**DATA EXCERPTS**
Start

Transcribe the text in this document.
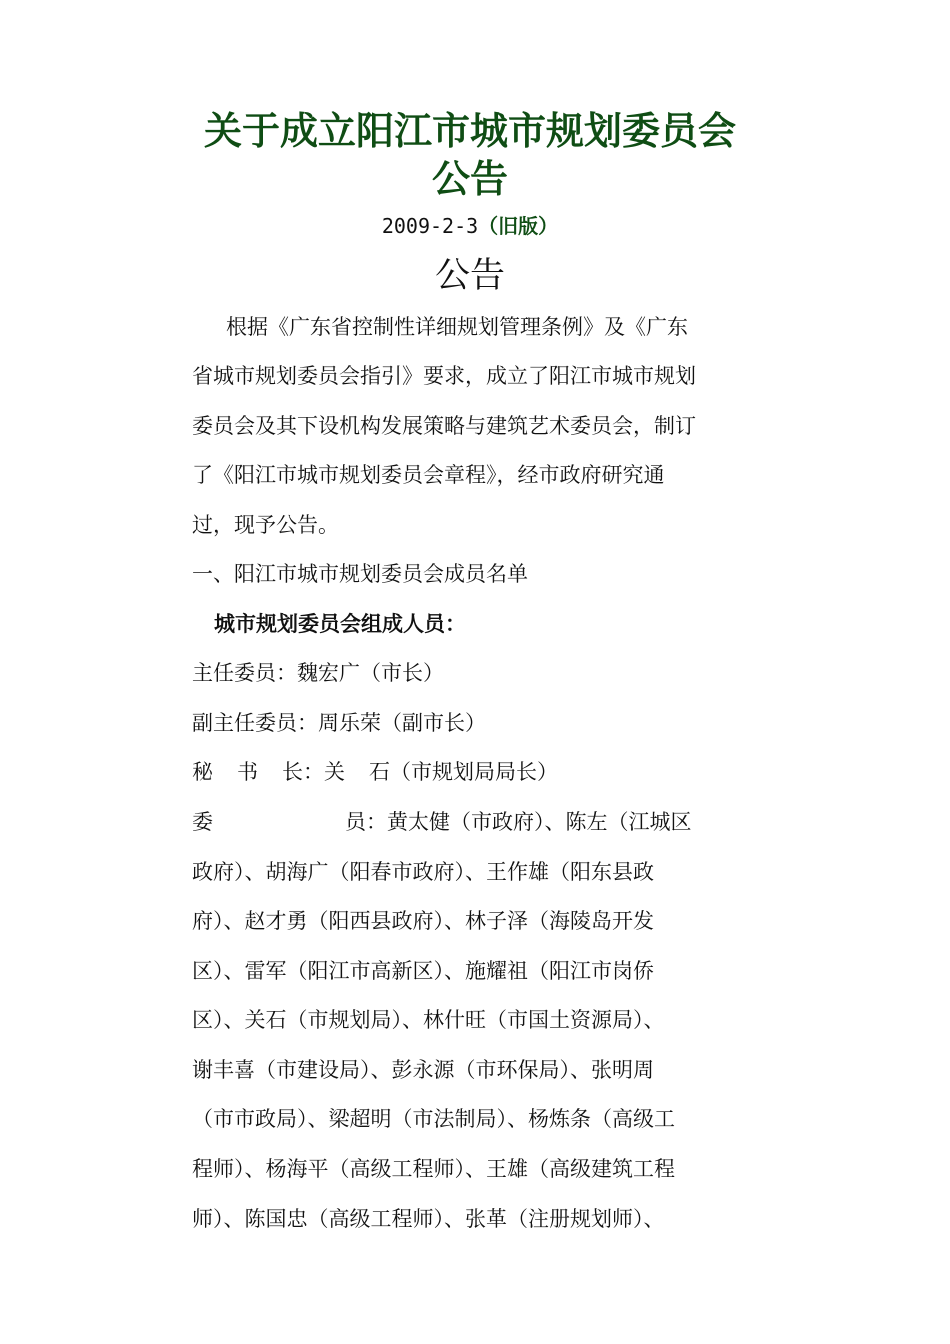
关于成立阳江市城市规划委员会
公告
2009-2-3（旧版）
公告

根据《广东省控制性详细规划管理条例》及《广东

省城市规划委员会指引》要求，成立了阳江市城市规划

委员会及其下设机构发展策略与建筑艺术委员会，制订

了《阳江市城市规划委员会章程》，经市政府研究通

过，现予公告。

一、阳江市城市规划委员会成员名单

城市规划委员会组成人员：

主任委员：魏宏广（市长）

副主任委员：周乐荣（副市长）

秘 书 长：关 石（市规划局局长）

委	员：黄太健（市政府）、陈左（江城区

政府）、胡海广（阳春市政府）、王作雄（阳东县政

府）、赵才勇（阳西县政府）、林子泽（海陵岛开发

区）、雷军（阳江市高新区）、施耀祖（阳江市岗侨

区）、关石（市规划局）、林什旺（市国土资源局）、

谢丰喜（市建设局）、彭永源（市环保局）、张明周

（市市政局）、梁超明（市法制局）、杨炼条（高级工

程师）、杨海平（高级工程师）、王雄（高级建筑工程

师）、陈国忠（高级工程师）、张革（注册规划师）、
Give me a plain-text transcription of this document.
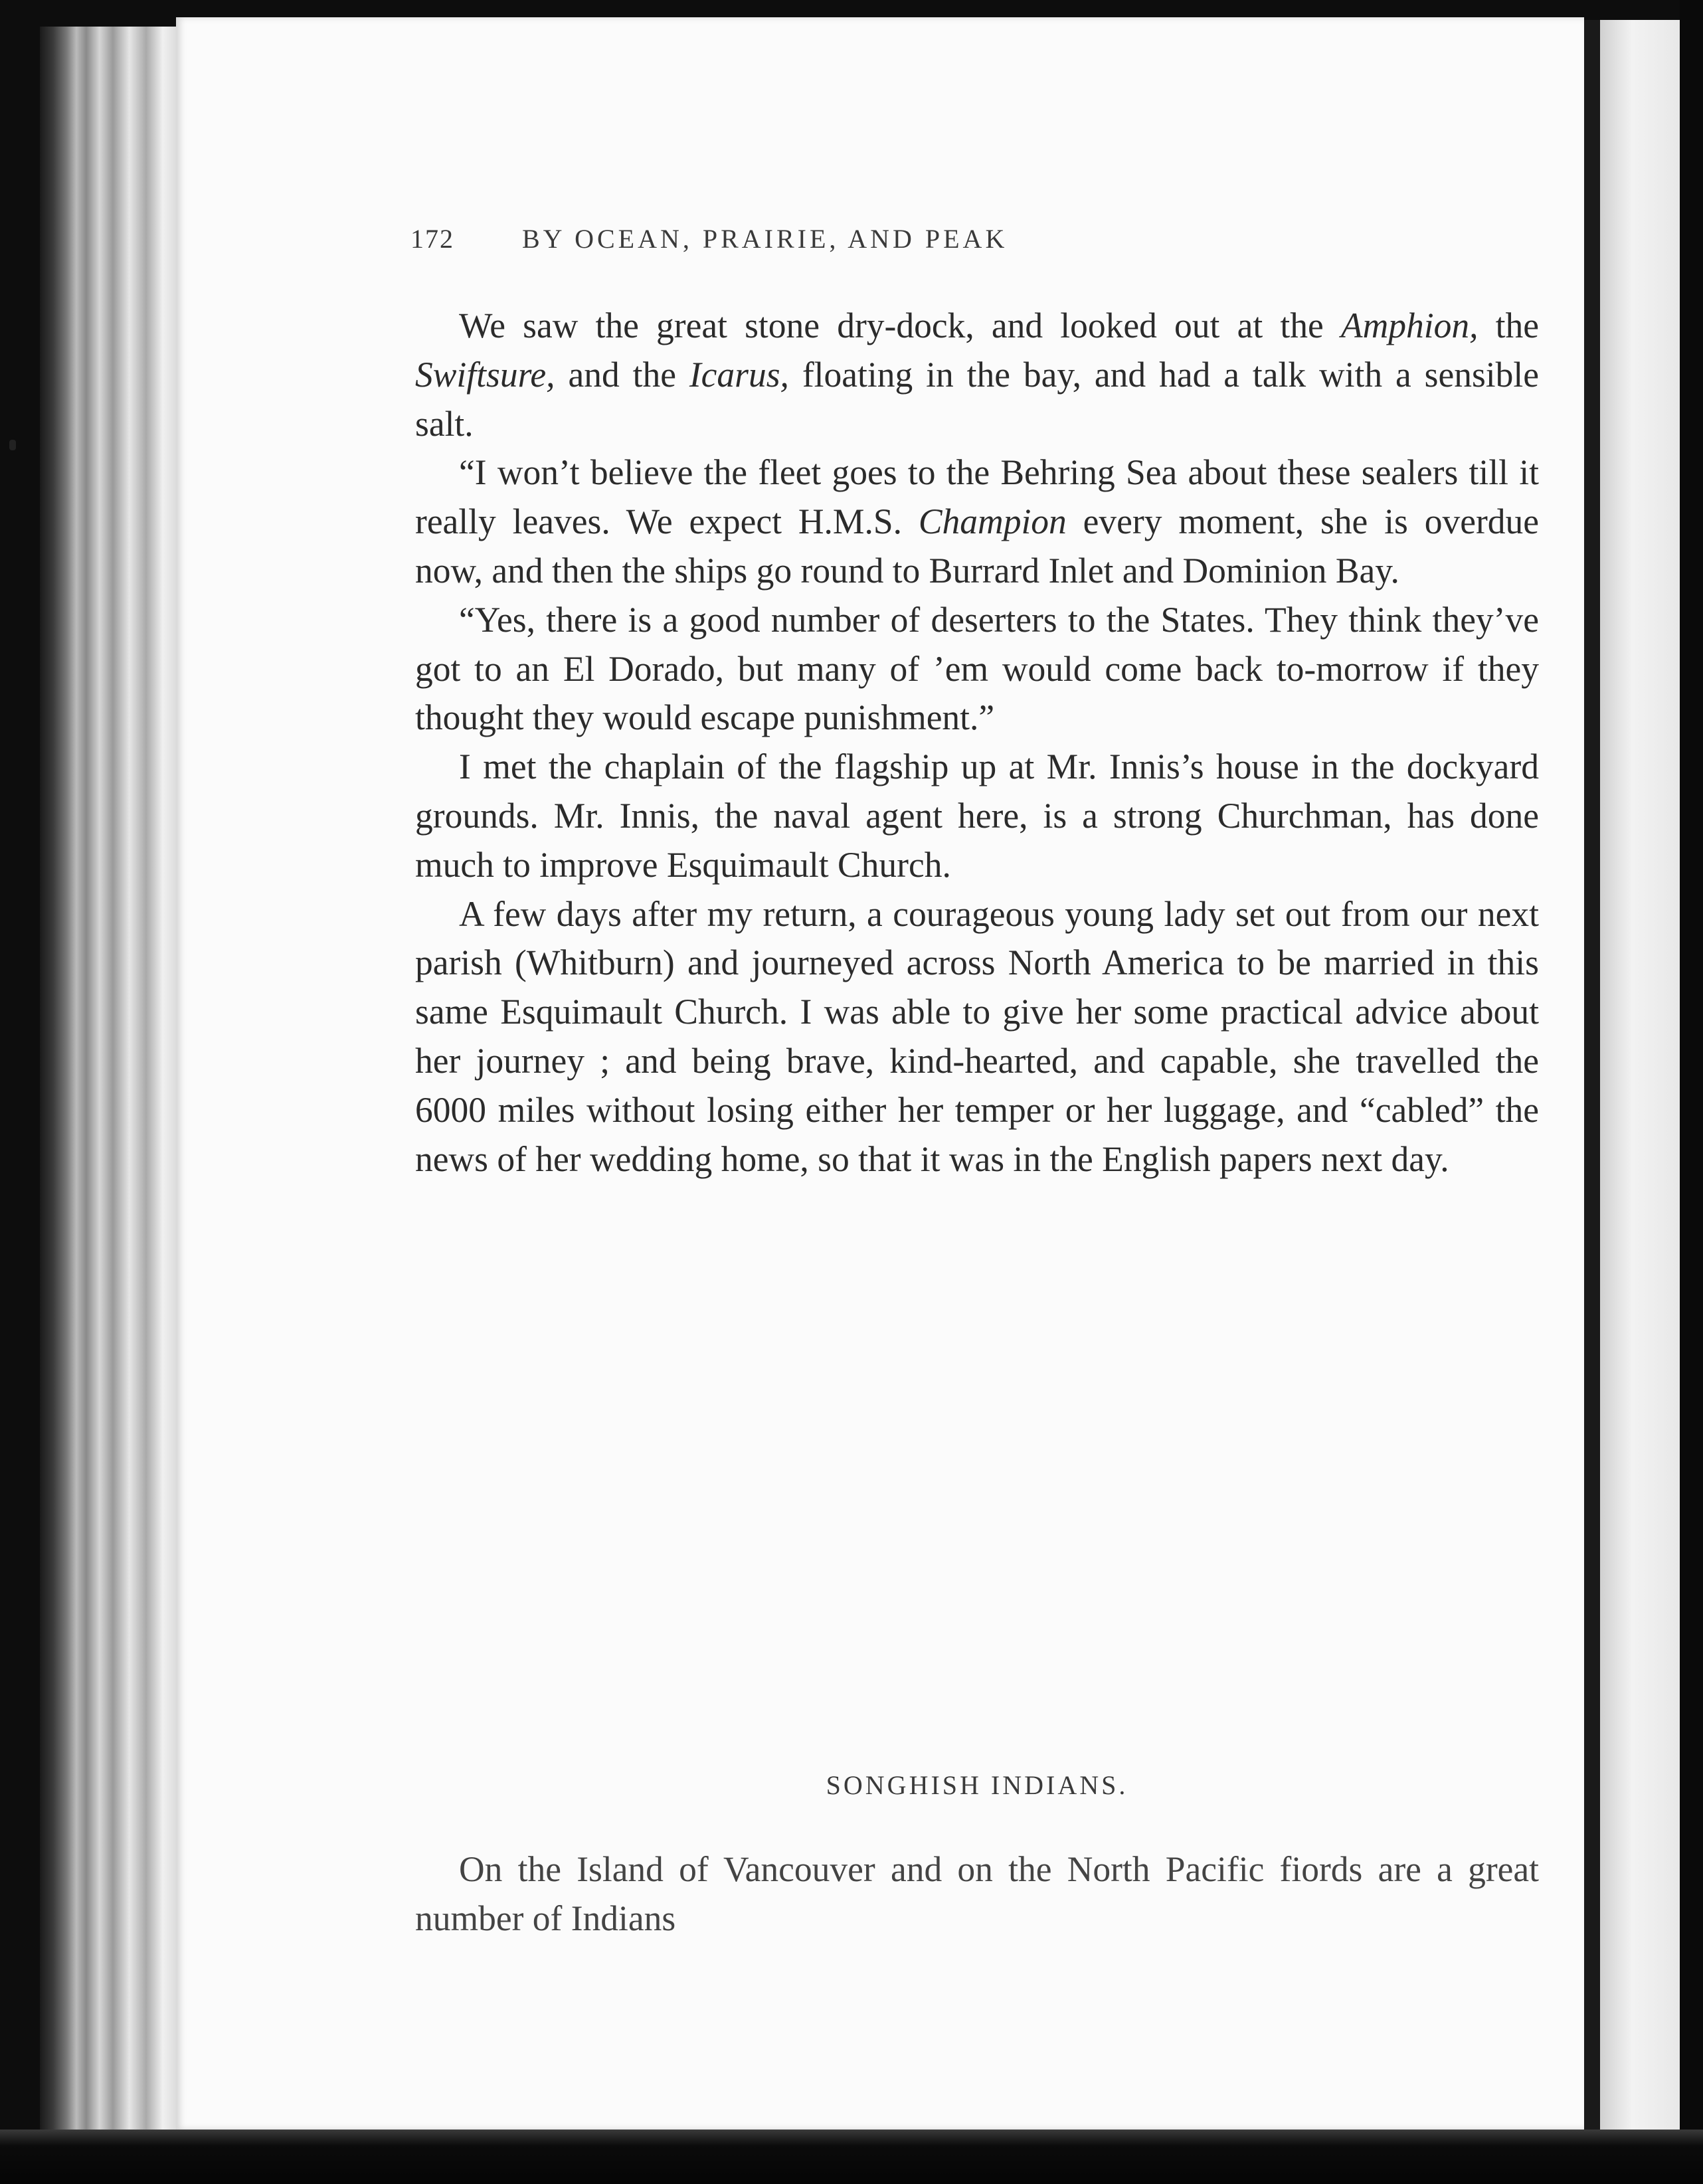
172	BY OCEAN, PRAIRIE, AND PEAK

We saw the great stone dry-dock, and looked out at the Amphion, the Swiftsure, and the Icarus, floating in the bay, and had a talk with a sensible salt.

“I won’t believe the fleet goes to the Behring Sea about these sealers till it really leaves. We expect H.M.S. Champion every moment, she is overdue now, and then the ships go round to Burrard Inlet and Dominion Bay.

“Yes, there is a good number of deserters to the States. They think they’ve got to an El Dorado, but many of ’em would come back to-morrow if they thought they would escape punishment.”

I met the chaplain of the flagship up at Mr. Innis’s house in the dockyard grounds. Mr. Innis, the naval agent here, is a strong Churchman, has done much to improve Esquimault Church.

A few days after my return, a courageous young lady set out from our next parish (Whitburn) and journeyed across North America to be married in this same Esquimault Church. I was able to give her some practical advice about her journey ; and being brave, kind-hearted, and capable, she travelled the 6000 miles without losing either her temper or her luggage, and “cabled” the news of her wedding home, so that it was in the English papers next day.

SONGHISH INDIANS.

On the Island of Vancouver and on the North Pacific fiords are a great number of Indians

End

Restate the whole listing above exactly, except for its images.

**RESPONSE TO THIS EXERCISE**
Transcribe the text in this document.
关于成立阳江市城市规划委员会
公告
2009-2-3（旧版）
公告

根据《广东省控制性详细规划管理条例》及《广东

省城市规划委员会指引》要求，成立了阳江市城市规划

委员会及其下设机构发展策略与建筑艺术委员会，制订

了《阳江市城市规划委员会章程》，经市政府研究通

过，现予公告。

一、阳江市城市规划委员会成员名单

城市规划委员会组成人员：

主任委员：魏宏广（市长）

副主任委员：周乐荣（副市长）

秘 书 长：关 石（市规划局局长）

委	员：黄太健（市政府）、陈左（江城区

政府）、胡海广（阳春市政府）、王作雄（阳东县政

府）、赵才勇（阳西县政府）、林子泽（海陵岛开发

区）、雷军（阳江市高新区）、施耀祖（阳江市岗侨

区）、关石（市规划局）、林什旺（市国土资源局）、

谢丰喜（市建设局）、彭永源（市环保局）、张明周

（市市政局）、梁超明（市法制局）、杨炼条（高级工

程师）、杨海平（高级工程师）、王雄（高级建筑工程

师）、陈国忠（高级工程师）、张革（注册规划师）、
Give me a plain-text transcription of this document.
172	BY OCEAN, PRAIRIE, AND PEAK

We saw the great stone dry-dock, and looked out at the Amphion, the Swiftsure, and the Icarus, floating in the bay, and had a talk with a sensible salt.

“I won’t believe the fleet goes to the Behring Sea about these sealers till it really leaves. We expect H.M.S. Champion every moment, she is overdue now, and then the ships go round to Burrard Inlet and Dominion Bay.

“Yes, there is a good number of deserters to the States. They think they’ve got to an El Dorado, but many of ’em would come back to-morrow if they thought they would escape punishment.”

I met the chaplain of the flagship up at Mr. Innis’s house in the dockyard grounds. Mr. Innis, the naval agent here, is a strong Churchman, has done much to improve Esquimault Church.

A few days after my return, a courageous young lady set out from our next parish (Whitburn) and journeyed across North America to be married in this same Esquimault Church. I was able to give her some practical advice about her journey ; and being brave, kind-hearted, and capable, she travelled the 6000 miles without losing either her temper or her luggage, and “cabled” the news of her wedding home, so that it was in the English papers next day.

SONGHISH INDIANS.

On the Island of Vancouver and on the North Pacific fiords are a great number of Indians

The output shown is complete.